:: Exercise brief ::
Seek out every line containing the word "JSON", and copy each.
═════ Excerpted data ═════
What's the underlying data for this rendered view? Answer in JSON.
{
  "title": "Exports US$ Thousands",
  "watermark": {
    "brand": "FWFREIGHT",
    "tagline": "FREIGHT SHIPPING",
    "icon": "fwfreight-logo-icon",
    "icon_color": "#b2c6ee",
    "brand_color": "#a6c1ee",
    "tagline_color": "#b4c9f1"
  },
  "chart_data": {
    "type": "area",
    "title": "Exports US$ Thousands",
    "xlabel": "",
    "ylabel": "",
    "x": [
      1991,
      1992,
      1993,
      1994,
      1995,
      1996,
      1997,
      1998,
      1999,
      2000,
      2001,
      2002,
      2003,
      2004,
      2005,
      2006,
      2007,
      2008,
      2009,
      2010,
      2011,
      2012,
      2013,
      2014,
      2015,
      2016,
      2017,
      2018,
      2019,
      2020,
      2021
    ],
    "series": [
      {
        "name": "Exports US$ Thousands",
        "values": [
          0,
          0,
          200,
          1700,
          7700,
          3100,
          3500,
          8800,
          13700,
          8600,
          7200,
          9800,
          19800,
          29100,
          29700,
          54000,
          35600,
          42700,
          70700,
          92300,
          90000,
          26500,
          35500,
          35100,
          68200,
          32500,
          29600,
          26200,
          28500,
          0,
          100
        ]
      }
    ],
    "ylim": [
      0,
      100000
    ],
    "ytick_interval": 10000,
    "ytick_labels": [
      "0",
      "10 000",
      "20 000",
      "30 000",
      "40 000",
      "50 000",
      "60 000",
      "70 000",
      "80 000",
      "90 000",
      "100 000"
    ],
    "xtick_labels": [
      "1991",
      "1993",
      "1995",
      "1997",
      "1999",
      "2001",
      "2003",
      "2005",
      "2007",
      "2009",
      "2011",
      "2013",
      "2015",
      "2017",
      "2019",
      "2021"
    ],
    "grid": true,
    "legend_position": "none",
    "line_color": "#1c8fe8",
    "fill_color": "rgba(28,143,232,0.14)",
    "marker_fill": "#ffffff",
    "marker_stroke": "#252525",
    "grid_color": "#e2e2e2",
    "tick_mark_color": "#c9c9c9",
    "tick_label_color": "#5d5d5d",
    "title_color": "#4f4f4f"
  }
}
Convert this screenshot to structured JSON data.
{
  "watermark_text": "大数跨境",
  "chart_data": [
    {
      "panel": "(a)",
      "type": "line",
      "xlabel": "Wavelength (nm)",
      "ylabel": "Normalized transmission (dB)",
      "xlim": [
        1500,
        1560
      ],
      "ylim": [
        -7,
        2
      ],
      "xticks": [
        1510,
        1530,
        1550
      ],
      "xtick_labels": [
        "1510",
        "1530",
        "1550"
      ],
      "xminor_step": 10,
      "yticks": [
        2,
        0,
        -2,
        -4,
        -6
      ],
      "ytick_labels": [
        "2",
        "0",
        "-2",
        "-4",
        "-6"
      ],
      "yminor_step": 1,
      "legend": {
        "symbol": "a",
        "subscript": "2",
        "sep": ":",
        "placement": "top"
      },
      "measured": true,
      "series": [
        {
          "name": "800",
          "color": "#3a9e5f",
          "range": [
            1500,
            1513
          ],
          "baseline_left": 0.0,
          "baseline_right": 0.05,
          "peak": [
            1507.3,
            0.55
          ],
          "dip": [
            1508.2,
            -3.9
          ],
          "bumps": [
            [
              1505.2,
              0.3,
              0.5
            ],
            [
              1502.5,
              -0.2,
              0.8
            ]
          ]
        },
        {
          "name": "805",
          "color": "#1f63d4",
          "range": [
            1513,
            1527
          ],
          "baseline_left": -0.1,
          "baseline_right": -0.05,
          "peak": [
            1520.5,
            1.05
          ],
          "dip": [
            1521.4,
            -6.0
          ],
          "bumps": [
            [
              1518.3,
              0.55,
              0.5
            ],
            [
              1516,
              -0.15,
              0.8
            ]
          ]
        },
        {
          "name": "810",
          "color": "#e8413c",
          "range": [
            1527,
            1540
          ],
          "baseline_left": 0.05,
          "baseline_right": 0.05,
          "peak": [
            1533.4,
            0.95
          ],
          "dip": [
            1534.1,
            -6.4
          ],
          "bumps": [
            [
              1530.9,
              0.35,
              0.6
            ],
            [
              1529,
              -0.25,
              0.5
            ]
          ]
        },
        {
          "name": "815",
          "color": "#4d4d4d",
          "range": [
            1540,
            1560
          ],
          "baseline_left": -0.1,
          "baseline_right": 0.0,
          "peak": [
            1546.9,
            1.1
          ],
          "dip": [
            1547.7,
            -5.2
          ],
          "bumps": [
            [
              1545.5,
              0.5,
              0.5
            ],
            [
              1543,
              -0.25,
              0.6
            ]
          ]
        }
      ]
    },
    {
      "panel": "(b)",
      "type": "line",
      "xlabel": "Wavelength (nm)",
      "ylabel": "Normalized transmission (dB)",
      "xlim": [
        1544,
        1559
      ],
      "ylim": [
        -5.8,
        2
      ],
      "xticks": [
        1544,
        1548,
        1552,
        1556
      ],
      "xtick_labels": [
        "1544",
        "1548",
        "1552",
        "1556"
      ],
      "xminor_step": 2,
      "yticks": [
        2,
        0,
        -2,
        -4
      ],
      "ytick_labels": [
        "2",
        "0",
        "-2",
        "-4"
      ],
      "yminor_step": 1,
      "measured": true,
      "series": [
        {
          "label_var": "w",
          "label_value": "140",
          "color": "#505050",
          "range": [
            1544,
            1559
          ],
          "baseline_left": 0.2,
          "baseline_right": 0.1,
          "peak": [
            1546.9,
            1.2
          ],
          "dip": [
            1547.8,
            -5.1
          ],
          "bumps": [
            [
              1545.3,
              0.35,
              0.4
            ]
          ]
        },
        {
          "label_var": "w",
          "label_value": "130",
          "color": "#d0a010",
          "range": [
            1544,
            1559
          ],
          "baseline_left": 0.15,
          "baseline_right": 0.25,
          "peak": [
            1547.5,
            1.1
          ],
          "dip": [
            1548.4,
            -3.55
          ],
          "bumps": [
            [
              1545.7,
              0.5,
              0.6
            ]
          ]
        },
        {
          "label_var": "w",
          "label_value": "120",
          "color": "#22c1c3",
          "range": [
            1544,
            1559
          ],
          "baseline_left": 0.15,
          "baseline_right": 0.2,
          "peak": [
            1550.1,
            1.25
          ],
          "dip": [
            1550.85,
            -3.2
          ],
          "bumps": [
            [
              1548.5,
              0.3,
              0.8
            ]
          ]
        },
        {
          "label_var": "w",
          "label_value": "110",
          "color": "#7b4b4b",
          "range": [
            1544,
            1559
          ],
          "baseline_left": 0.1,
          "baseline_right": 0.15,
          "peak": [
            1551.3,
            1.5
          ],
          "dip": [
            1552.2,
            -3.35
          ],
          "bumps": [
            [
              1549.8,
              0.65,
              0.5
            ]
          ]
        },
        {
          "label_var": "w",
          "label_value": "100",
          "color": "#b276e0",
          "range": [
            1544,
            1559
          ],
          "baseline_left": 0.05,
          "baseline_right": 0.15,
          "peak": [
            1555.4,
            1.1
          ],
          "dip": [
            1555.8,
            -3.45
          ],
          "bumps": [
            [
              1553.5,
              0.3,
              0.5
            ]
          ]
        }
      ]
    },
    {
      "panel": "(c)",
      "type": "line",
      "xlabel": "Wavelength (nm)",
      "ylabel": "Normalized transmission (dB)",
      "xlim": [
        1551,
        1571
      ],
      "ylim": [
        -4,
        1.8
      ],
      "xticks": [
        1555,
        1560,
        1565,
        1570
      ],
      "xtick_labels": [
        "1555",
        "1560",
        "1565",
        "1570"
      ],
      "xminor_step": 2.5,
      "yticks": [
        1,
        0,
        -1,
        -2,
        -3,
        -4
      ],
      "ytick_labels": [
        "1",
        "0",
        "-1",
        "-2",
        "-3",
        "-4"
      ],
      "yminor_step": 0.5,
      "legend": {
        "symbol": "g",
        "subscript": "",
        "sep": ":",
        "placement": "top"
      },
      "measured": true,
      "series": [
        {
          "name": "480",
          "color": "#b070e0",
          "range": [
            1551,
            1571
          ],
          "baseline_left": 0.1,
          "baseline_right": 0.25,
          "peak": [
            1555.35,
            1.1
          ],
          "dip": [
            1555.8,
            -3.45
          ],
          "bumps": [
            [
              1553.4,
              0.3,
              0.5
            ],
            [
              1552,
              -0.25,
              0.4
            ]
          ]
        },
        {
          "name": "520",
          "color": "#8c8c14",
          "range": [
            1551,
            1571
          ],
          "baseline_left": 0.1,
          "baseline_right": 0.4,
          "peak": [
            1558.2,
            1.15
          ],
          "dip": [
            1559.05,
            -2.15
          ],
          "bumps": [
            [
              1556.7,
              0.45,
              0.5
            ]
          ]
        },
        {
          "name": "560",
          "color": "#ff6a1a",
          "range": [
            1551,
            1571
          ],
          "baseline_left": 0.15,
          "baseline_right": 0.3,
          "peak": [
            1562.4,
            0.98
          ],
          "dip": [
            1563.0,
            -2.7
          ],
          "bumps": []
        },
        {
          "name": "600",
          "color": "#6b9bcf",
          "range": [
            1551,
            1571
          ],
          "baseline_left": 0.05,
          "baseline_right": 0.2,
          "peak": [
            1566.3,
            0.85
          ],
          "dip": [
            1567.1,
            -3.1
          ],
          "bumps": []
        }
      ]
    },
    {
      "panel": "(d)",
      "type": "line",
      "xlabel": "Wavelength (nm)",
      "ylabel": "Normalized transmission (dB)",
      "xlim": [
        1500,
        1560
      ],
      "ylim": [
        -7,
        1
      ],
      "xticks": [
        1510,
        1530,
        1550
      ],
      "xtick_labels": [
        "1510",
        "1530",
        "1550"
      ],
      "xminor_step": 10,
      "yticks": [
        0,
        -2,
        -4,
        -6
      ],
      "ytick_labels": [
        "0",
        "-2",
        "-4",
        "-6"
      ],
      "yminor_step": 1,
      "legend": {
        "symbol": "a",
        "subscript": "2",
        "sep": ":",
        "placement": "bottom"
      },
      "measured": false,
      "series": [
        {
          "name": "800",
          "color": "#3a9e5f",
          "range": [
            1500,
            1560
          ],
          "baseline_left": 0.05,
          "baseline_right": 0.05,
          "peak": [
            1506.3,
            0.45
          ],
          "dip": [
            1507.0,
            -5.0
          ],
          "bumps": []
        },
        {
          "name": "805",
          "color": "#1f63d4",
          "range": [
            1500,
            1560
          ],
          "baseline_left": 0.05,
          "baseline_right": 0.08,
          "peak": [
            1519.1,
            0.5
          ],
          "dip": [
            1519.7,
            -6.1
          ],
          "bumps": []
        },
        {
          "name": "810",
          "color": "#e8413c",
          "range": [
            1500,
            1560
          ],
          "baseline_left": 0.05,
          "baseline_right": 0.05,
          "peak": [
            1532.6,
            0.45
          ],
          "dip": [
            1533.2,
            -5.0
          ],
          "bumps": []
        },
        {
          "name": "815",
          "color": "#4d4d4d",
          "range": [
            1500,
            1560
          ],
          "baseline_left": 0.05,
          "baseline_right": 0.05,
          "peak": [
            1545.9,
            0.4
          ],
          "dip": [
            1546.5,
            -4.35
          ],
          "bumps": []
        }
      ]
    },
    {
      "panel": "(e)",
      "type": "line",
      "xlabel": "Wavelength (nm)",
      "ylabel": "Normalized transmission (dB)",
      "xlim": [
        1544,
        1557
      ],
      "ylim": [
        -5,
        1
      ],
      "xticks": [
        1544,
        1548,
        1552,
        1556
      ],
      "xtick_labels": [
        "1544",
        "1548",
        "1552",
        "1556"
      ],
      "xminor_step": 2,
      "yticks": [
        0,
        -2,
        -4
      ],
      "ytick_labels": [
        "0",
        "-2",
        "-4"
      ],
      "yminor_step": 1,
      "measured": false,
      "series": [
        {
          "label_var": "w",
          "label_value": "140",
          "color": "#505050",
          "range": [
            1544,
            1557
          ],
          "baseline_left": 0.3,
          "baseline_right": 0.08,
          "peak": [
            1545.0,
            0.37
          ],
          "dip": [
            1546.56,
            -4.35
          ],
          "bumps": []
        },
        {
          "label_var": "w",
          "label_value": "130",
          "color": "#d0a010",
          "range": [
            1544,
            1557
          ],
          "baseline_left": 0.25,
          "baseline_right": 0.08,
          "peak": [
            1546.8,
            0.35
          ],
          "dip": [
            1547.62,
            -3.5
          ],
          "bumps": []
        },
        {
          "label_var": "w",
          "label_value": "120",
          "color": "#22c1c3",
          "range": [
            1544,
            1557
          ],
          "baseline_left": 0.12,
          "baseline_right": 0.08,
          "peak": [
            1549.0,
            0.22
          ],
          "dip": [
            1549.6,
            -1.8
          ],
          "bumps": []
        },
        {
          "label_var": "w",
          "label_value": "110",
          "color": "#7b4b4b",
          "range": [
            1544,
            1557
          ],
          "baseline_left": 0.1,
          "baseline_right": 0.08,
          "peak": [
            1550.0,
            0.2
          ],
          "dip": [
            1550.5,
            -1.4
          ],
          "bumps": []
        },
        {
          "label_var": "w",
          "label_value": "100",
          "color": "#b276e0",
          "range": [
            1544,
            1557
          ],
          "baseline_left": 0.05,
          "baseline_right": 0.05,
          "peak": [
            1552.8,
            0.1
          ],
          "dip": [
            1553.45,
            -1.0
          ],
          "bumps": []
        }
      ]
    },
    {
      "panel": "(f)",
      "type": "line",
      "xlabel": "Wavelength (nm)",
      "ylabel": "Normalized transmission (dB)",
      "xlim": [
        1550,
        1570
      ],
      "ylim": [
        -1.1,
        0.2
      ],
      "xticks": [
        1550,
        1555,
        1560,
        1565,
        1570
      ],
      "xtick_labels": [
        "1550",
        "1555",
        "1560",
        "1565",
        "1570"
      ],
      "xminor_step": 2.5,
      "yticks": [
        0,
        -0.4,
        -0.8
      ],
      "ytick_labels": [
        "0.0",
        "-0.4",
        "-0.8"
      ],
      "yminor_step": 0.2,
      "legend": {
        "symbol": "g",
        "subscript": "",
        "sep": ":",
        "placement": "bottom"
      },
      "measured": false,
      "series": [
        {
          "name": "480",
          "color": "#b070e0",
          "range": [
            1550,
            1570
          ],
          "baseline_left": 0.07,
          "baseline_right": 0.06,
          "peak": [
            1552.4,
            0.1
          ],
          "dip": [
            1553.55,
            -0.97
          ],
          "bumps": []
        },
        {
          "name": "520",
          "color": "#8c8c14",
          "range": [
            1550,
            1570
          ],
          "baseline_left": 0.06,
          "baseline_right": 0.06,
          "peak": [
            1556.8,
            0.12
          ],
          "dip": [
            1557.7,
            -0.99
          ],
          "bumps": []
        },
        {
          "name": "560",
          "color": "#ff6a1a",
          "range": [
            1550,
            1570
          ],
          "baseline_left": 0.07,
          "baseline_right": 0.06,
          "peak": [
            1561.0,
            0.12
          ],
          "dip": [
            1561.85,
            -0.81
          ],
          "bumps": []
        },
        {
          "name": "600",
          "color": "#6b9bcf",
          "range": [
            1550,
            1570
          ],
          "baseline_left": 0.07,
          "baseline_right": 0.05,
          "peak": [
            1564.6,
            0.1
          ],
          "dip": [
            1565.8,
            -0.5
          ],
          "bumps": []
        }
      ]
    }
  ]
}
═════
:: In response ::
What's the underlying data for this rendered view? Answer in JSON.
Convert this screenshot to structured JSON data.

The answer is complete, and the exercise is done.